* _What the task requires_: Every line below that contains "upon" is to be copied.

* _Data for this task_:
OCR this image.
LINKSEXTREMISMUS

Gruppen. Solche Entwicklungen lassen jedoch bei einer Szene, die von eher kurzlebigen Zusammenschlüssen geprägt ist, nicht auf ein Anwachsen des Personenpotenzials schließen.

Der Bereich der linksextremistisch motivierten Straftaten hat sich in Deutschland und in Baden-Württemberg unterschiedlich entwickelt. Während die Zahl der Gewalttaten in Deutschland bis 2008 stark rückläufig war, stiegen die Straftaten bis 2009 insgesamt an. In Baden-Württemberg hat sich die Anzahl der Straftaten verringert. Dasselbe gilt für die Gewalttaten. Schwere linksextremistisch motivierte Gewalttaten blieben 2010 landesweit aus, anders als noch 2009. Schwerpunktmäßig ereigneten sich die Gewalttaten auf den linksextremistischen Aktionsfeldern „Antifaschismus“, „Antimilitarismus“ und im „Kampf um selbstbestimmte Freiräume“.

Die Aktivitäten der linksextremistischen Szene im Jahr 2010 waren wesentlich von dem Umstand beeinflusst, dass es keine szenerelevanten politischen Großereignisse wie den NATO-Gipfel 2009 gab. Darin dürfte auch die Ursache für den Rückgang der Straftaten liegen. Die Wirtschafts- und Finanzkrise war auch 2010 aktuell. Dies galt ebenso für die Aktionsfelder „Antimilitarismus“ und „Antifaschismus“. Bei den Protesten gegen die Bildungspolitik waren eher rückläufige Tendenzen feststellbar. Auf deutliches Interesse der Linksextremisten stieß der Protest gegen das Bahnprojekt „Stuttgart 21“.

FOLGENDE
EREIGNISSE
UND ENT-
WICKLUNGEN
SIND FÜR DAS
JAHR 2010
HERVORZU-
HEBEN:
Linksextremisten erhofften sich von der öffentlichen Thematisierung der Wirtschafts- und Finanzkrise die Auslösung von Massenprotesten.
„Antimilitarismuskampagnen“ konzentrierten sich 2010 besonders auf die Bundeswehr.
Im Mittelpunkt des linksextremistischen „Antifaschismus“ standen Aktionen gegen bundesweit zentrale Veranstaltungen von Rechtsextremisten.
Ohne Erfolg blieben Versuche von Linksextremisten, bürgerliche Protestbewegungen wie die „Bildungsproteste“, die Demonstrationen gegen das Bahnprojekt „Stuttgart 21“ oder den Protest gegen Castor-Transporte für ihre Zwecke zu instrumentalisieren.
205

==

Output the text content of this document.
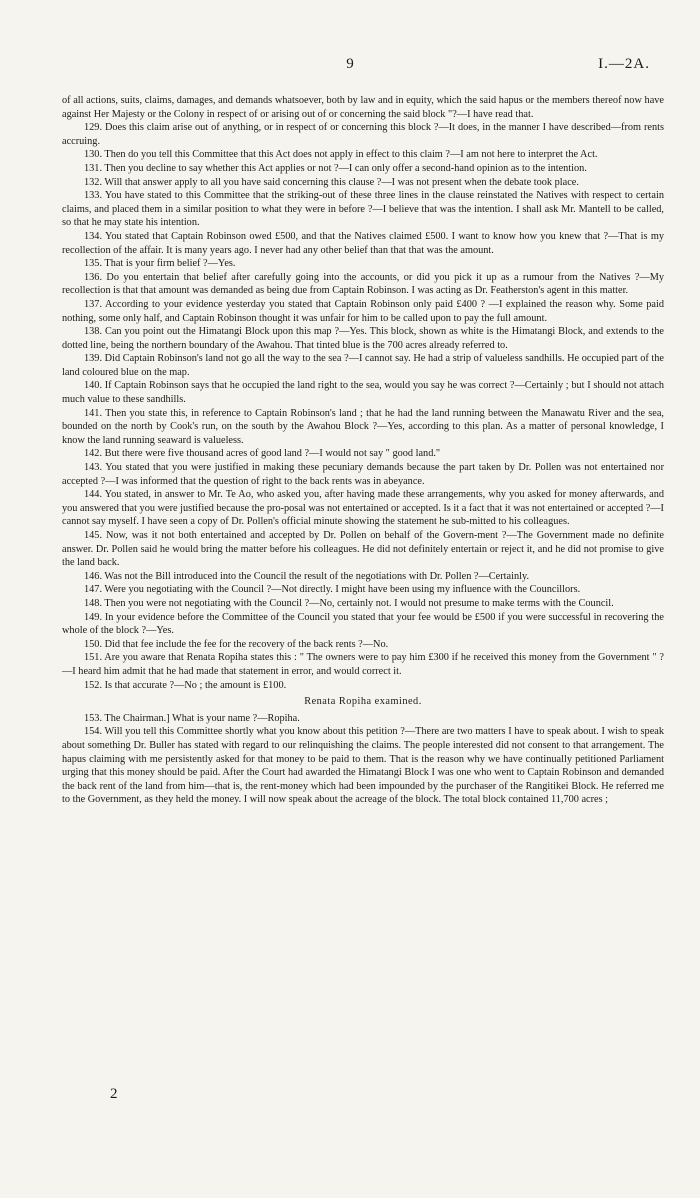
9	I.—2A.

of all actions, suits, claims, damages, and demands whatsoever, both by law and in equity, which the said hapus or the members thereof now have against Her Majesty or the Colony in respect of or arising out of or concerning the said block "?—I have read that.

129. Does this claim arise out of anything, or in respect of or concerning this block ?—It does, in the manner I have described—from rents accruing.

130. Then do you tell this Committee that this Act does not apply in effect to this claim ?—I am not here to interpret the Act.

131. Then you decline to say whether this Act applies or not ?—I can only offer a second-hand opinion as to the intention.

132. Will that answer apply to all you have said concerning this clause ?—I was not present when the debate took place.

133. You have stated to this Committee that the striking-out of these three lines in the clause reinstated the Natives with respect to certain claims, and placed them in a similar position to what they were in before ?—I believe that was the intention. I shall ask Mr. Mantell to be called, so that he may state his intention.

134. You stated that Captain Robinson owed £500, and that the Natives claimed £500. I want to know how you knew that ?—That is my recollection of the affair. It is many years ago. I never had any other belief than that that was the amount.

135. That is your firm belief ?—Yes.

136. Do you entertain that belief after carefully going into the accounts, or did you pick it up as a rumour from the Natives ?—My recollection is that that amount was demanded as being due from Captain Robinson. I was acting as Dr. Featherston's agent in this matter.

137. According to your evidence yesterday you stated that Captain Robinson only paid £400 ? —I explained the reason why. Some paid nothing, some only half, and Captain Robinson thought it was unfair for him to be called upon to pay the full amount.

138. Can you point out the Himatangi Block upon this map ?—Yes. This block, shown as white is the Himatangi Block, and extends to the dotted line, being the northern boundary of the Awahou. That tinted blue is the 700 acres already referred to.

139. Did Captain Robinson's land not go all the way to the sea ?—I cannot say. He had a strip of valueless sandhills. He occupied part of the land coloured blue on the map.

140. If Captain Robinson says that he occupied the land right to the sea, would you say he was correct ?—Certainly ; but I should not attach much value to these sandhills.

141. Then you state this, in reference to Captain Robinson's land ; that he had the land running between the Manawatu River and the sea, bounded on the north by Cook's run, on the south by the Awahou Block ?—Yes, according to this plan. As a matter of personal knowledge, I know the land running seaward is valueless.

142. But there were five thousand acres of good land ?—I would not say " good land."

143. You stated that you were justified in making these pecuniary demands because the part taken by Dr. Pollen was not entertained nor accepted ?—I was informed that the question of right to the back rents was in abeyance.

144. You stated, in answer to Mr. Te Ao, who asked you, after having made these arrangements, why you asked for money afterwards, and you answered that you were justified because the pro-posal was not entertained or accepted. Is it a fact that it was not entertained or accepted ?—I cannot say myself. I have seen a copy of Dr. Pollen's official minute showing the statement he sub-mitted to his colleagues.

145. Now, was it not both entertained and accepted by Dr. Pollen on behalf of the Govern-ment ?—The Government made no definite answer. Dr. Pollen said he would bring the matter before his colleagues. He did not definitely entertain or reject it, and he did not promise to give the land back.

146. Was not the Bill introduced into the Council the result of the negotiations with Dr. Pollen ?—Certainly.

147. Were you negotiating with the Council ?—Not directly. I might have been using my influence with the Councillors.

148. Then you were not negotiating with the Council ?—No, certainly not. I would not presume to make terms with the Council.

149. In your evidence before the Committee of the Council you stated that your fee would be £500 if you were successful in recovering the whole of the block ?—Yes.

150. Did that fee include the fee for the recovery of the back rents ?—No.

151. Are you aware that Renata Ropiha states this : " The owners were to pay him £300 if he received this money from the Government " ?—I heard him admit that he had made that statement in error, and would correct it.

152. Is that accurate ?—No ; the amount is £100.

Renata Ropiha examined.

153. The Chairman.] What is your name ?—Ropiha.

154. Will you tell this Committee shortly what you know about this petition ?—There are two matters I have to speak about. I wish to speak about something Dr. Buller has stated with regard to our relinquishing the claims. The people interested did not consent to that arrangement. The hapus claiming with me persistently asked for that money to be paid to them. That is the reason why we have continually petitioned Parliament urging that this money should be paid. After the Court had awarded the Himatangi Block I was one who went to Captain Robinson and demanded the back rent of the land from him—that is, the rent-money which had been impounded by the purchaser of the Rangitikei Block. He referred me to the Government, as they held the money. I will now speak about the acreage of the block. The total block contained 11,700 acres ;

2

* _Answer for this exercise_:
137. According to your evidence yesterday you stated that Captain Robinson only paid £400 ? —I explained the reason why. Some paid nothing, some only half, and Captain Robinson thought it was unfair for him to be called upon to pay the full amount.
138. Can you point out the Himatangi Block upon this map ?—Yes. This block, shown as white is the Himatangi Block, and extends to the dotted line, being the northern boundary of the Awahou. That tinted blue is the 700 acres already referred to.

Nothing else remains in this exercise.